* Required task
Transcribe all of the material below word for word and leave out its pictures.

* Dataset

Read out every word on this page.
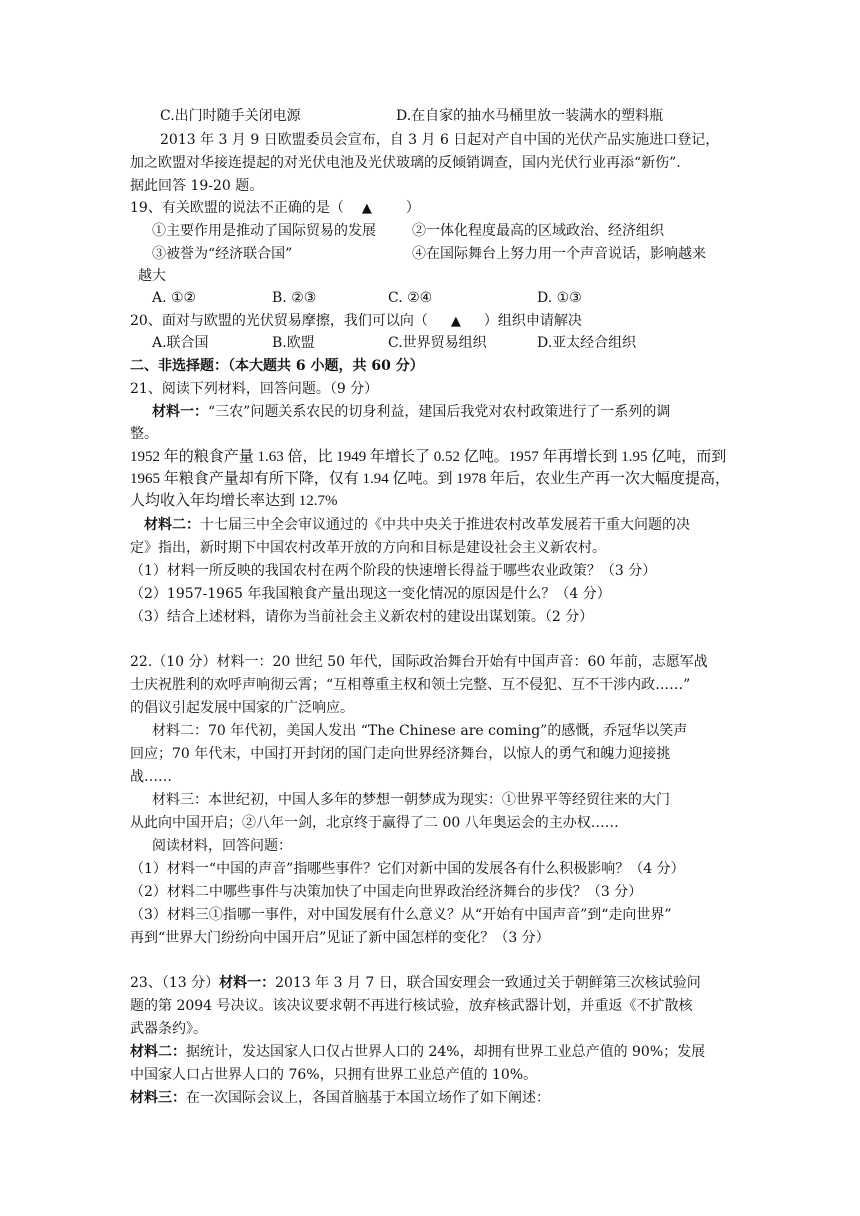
C.出门时随手关闭电源	D.在自家的抽水马桶里放一装满水的塑料瓶
2013 年 3 月 9 日欧盟委员会宣布，自 3 月 6 日起对产自中国的光伏产品实施进口登记，
加之欧盟对华接连提起的对光伏电池及光伏玻璃的反倾销调查，国内光伏行业再添“新伤”.
据此回答 19-20 题。
19、有关欧盟的说法不正确的是（ ▲ ）
①主要作用是推动了国际贸易的发展	②一体化程度最高的区域政治、经济组织
③被誉为“经济联合国”	④在国际舞台上努力用一个声音说话，影响越来
越大
A. ①②	B. ②③	C. ②④	D. ①③
20、面对与欧盟的光伏贸易摩擦，我们可以向（ ▲ ）组织申请解决
A.联合国	B.欧盟	C.世界贸易组织	D.亚太经合组织
二、非选择题：（本大题共 6 小题，共 60 分）
21、阅读下列材料，回答问题。（9 分）
材料一：“三农”问题关系农民的切身利益，建国后我党对农村政策进行了一系列的调
整。
1952 年的粮食产量 1.63 倍，比 1949 年增长了 0.52 亿吨。1957 年再增长到 1.95 亿吨，而到
1965 年粮食产量却有所下降，仅有 1.94 亿吨。到 1978 年后，农业生产再一次大幅度提高，
人均收入年均增长率达到 12.7%
材料二：十七届三中全会审议通过的《中共中央关于推进农村改革发展若干重大问题的决
定》指出，新时期下中国农村改革开放的方向和目标是建设社会主义新农村。
（1）材料一所反映的我国农村在两个阶段的快速增长得益于哪些农业政策？（3 分）
（2）1957-1965 年我国粮食产量出现这一变化情况的原因是什么？（4 分）
（3）结合上述材料，请你为当前社会主义新农村的建设出谋划策。（2 分）
22.（10 分）材料一：20 世纪 50 年代，国际政治舞台开始有中国声音：60 年前，志愿军战
士庆祝胜利的欢呼声响彻云霄；“互相尊重主权和领土完整、互不侵犯、互不干涉内政……”
的倡议引起发展中国家的广泛响应。
材料二：70 年代初，美国人发出 “The Chinese are coming”的感慨，乔冠华以笑声
回应；70 年代末，中国打开封闭的国门走向世界经济舞台，以惊人的勇气和魄力迎接挑
战……
材料三：本世纪初，中国人多年的梦想一朝梦成为现实：①世界平等经贸往来的大门
从此向中国开启；②八年一剑，北京终于赢得了二 00 八年奥运会的主办权……
阅读材料，回答问题：
（1）材料一“中国的声音”指哪些事件？它们对新中国的发展各有什么积极影响？（4 分）
（2）材料二中哪些事件与决策加快了中国走向世界政治经济舞台的步伐？（3 分）
（3）材料三①指哪一事件，对中国发展有什么意义？从“开始有中国声音”到“走向世界”
再到“世界大门纷纷向中国开启”见证了新中国怎样的变化？（3 分）
23、（13 分）材料一：2013 年 3 月 7 日，联合国安理会一致通过关于朝鲜第三次核试验问
题的第 2094 号决议。该决议要求朝不再进行核试验，放弃核武器计划，并重返《不扩散核
武器条约》。
材料二：据统计，发达国家人口仅占世界人口的 24%，却拥有世界工业总产值的 90%；发展
中国家人口占世界人口的 76%，只拥有世界工业总产值的 10%。
材料三：在一次国际会议上，各国首脑基于本国立场作了如下阐述：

* Response to this task
Read out every word on this page.
C.出门时随手关闭电源	D.在自家的抽水马桶里放一装满水的塑料瓶
2013 年 3 月 9 日欧盟委员会宣布，自 3 月 6 日起对产自中国的光伏产品实施进口登记，
加之欧盟对华接连提起的对光伏电池及光伏玻璃的反倾销调查，国内光伏行业再添“新伤”.
据此回答 19-20 题。
19、有关欧盟的说法不正确的是（ ▲ ）
①主要作用是推动了国际贸易的发展	②一体化程度最高的区域政治、经济组织
③被誉为“经济联合国”	④在国际舞台上努力用一个声音说话，影响越来
越大
A. ①②	B. ②③	C. ②④	D. ①③
20、面对与欧盟的光伏贸易摩擦，我们可以向（ ▲ ）组织申请解决
A.联合国	B.欧盟	C.世界贸易组织	D.亚太经合组织
二、非选择题：（本大题共 6 小题，共 60 分）
21、阅读下列材料，回答问题。（9 分）
材料一：“三农”问题关系农民的切身利益，建国后我党对农村政策进行了一系列的调
整。
1952 年的粮食产量 1.63 倍，比 1949 年增长了 0.52 亿吨。1957 年再增长到 1.95 亿吨，而到
1965 年粮食产量却有所下降，仅有 1.94 亿吨。到 1978 年后，农业生产再一次大幅度提高，
人均收入年均增长率达到 12.7%
材料二：十七届三中全会审议通过的《中共中央关于推进农村改革发展若干重大问题的决
定》指出，新时期下中国农村改革开放的方向和目标是建设社会主义新农村。
（1）材料一所反映的我国农村在两个阶段的快速增长得益于哪些农业政策？（3 分）
（2）1957-1965 年我国粮食产量出现这一变化情况的原因是什么？（4 分）
（3）结合上述材料，请你为当前社会主义新农村的建设出谋划策。（2 分）
22.（10 分）材料一：20 世纪 50 年代，国际政治舞台开始有中国声音：60 年前，志愿军战
士庆祝胜利的欢呼声响彻云霄；“互相尊重主权和领土完整、互不侵犯、互不干涉内政……”
的倡议引起发展中国家的广泛响应。
材料二：70 年代初，美国人发出 “The Chinese are coming”的感慨，乔冠华以笑声
回应；70 年代末，中国打开封闭的国门走向世界经济舞台，以惊人的勇气和魄力迎接挑
战……
材料三：本世纪初，中国人多年的梦想一朝梦成为现实：①世界平等经贸往来的大门
从此向中国开启；②八年一剑，北京终于赢得了二 00 八年奥运会的主办权……
阅读材料，回答问题：
（1）材料一“中国的声音”指哪些事件？它们对新中国的发展各有什么积极影响？（4 分）
（2）材料二中哪些事件与决策加快了中国走向世界政治经济舞台的步伐？（3 分）
（3）材料三①指哪一事件，对中国发展有什么意义？从“开始有中国声音”到“走向世界”
再到“世界大门纷纷向中国开启”见证了新中国怎样的变化？（3 分）
23、（13 分）材料一：2013 年 3 月 7 日，联合国安理会一致通过关于朝鲜第三次核试验问
题的第 2094 号决议。该决议要求朝不再进行核试验，放弃核武器计划，并重返《不扩散核
武器条约》。
材料二：据统计，发达国家人口仅占世界人口的 24%，却拥有世界工业总产值的 90%；发展
中国家人口占世界人口的 76%，只拥有世界工业总产值的 10%。
材料三：在一次国际会议上，各国首脑基于本国立场作了如下阐述：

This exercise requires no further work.